(begin)
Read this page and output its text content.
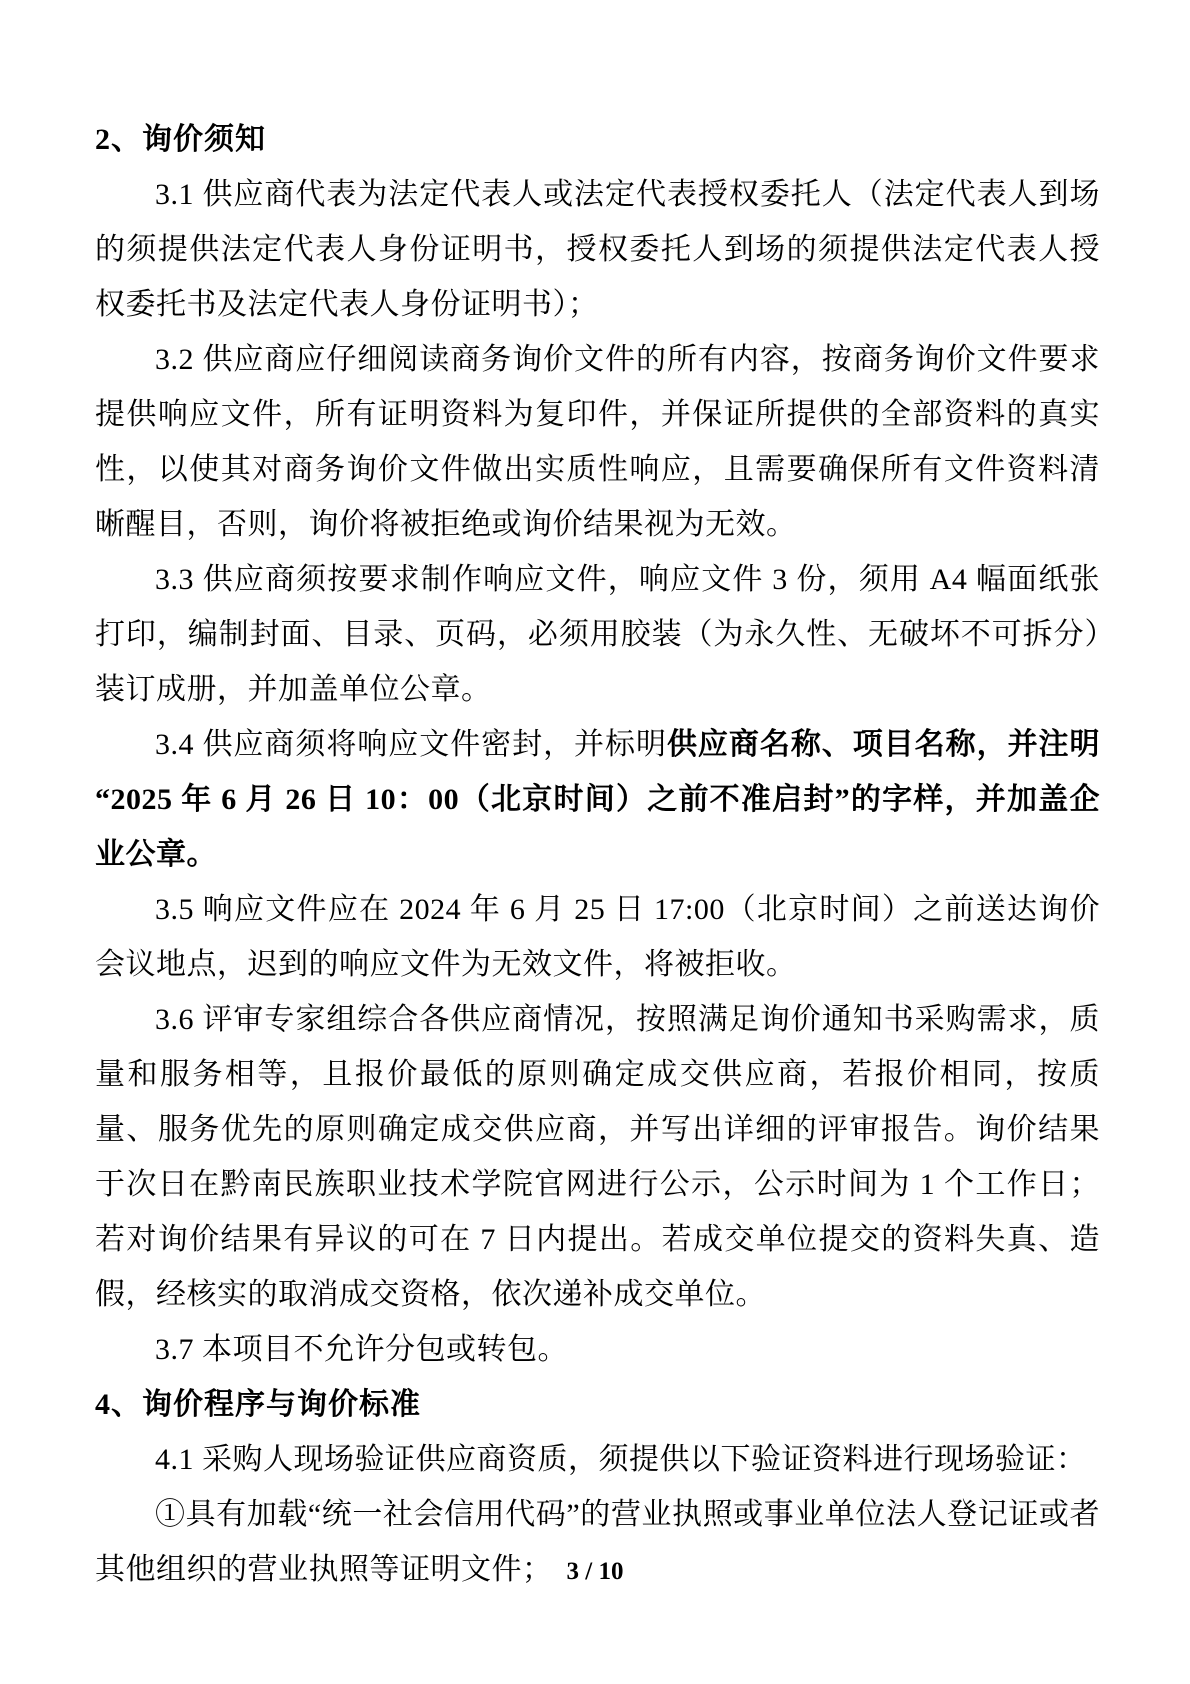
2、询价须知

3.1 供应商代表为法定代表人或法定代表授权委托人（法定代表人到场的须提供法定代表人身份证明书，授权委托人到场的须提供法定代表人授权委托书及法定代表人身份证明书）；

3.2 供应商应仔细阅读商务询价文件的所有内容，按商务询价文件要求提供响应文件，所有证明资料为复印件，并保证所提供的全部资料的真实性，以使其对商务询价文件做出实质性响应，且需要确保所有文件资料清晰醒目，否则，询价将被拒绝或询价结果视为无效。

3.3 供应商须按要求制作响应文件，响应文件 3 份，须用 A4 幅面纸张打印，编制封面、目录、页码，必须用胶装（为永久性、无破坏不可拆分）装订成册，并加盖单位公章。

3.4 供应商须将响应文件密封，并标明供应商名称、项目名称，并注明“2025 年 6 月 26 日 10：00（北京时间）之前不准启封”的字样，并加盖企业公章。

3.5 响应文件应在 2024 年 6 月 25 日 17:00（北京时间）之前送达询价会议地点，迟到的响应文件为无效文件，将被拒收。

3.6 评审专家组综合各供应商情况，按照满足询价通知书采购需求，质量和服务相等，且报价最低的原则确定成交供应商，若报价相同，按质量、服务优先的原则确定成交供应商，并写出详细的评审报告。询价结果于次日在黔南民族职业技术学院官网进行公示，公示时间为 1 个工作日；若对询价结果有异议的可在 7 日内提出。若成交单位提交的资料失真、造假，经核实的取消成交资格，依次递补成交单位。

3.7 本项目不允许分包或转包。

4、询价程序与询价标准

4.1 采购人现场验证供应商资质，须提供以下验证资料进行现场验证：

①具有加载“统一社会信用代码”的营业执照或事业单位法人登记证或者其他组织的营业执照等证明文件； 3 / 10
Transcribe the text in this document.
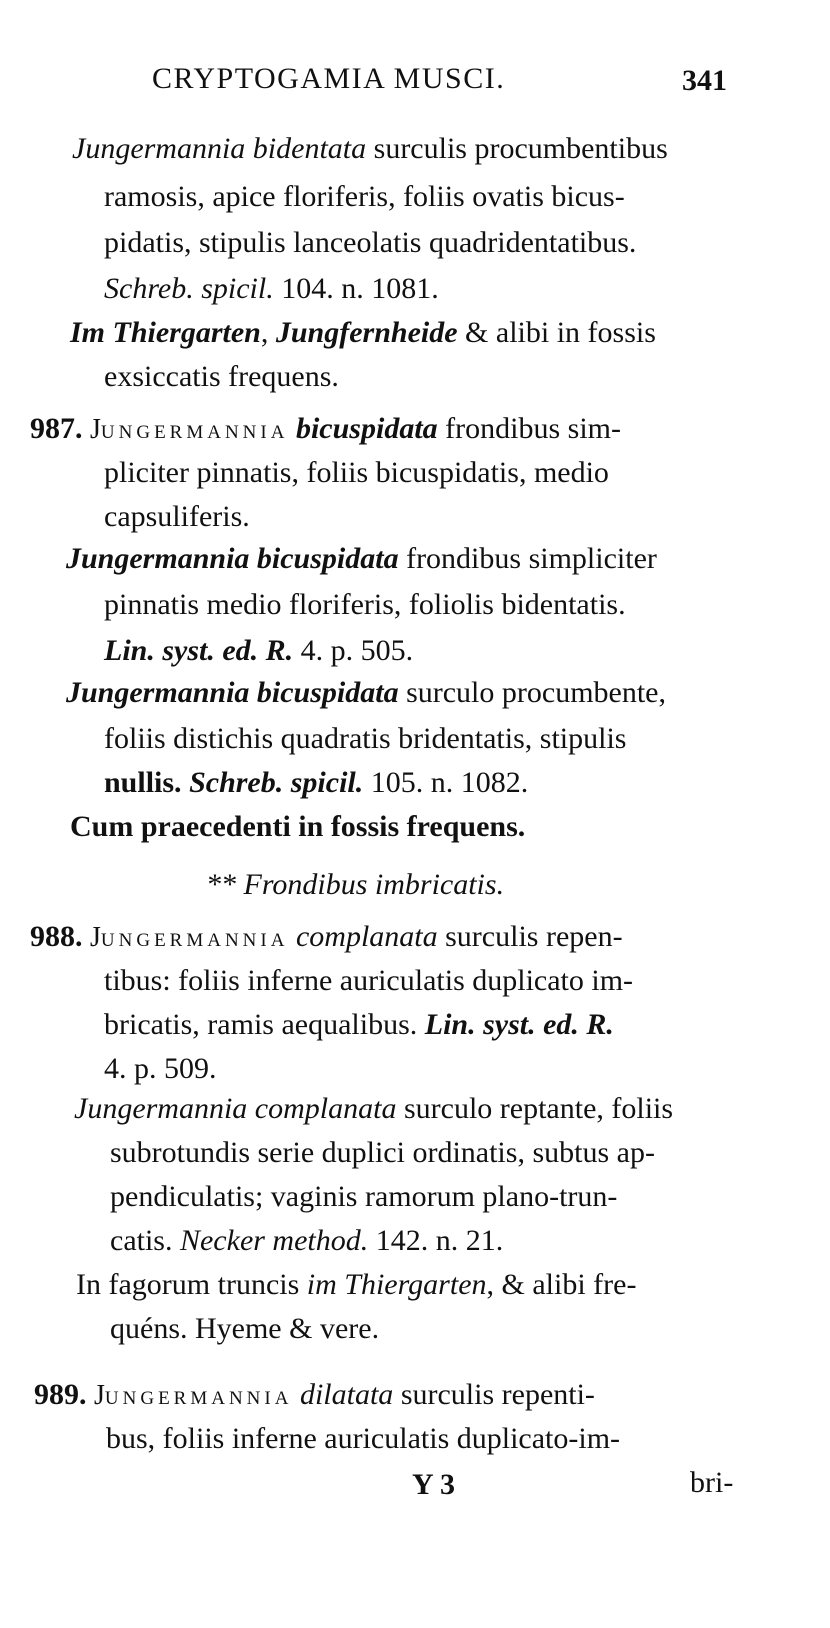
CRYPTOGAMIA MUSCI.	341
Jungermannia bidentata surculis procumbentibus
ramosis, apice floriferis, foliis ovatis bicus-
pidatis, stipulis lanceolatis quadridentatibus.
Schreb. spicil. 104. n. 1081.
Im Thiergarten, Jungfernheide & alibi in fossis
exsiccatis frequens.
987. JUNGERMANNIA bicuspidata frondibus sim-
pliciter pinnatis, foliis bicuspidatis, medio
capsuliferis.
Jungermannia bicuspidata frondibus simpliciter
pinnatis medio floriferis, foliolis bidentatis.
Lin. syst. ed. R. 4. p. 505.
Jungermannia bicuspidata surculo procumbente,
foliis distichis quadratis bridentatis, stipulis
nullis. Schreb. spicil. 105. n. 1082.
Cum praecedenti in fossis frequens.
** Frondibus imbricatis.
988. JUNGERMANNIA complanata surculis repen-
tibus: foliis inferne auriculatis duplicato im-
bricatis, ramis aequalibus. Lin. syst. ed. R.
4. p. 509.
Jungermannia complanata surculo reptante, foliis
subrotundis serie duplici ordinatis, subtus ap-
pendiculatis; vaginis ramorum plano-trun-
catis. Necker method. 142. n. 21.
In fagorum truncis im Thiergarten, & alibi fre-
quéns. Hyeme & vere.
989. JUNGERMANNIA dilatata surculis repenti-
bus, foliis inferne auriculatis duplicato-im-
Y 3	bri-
(end)
=== Exercise task ===
Set each line of the records down exactly, leaving every picture out.

=== Task result ===
Read this page and output its text content.
2、询价须知

3.1 供应商代表为法定代表人或法定代表授权委托人（法定代表人到场的须提供法定代表人身份证明书，授权委托人到场的须提供法定代表人授权委托书及法定代表人身份证明书）；

3.2 供应商应仔细阅读商务询价文件的所有内容，按商务询价文件要求提供响应文件，所有证明资料为复印件，并保证所提供的全部资料的真实性，以使其对商务询价文件做出实质性响应，且需要确保所有文件资料清晰醒目，否则，询价将被拒绝或询价结果视为无效。

3.3 供应商须按要求制作响应文件，响应文件 3 份，须用 A4 幅面纸张打印，编制封面、目录、页码，必须用胶装（为永久性、无破坏不可拆分）装订成册，并加盖单位公章。

3.4 供应商须将响应文件密封，并标明供应商名称、项目名称，并注明“2025 年 6 月 26 日 10：00（北京时间）之前不准启封”的字样，并加盖企业公章。

3.5 响应文件应在 2024 年 6 月 25 日 17:00（北京时间）之前送达询价会议地点，迟到的响应文件为无效文件，将被拒收。

3.6 评审专家组综合各供应商情况，按照满足询价通知书采购需求，质量和服务相等，且报价最低的原则确定成交供应商，若报价相同，按质量、服务优先的原则确定成交供应商，并写出详细的评审报告。询价结果于次日在黔南民族职业技术学院官网进行公示，公示时间为 1 个工作日；若对询价结果有异议的可在 7 日内提出。若成交单位提交的资料失真、造假，经核实的取消成交资格，依次递补成交单位。

3.7 本项目不允许分包或转包。

4、询价程序与询价标准

4.1 采购人现场验证供应商资质，须提供以下验证资料进行现场验证：

①具有加载“统一社会信用代码”的营业执照或事业单位法人登记证或者其他组织的营业执照等证明文件； 3 / 10
Transcribe the text in this document.
CRYPTOGAMIA MUSCI.	341
Jungermannia bidentata surculis procumbentibus
ramosis, apice floriferis, foliis ovatis bicus-
pidatis, stipulis lanceolatis quadridentatibus.
Schreb. spicil. 104. n. 1081.
Im Thiergarten, Jungfernheide & alibi in fossis
exsiccatis frequens.
987. JUNGERMANNIA bicuspidata frondibus sim-
pliciter pinnatis, foliis bicuspidatis, medio
capsuliferis.
Jungermannia bicuspidata frondibus simpliciter
pinnatis medio floriferis, foliolis bidentatis.
Lin. syst. ed. R. 4. p. 505.
Jungermannia bicuspidata surculo procumbente,
foliis distichis quadratis bridentatis, stipulis
nullis. Schreb. spicil. 105. n. 1082.
Cum praecedenti in fossis frequens.
** Frondibus imbricatis.
988. JUNGERMANNIA complanata surculis repen-
tibus: foliis inferne auriculatis duplicato im-
bricatis, ramis aequalibus. Lin. syst. ed. R.
4. p. 509.
Jungermannia complanata surculo reptante, foliis
subrotundis serie duplici ordinatis, subtus ap-
pendiculatis; vaginis ramorum plano-trun-
catis. Necker method. 142. n. 21.
In fagorum truncis im Thiergarten, & alibi fre-
quéns. Hyeme & vere.
989. JUNGERMANNIA dilatata surculis repenti-
bus, foliis inferne auriculatis duplicato-im-
Y 3	bri-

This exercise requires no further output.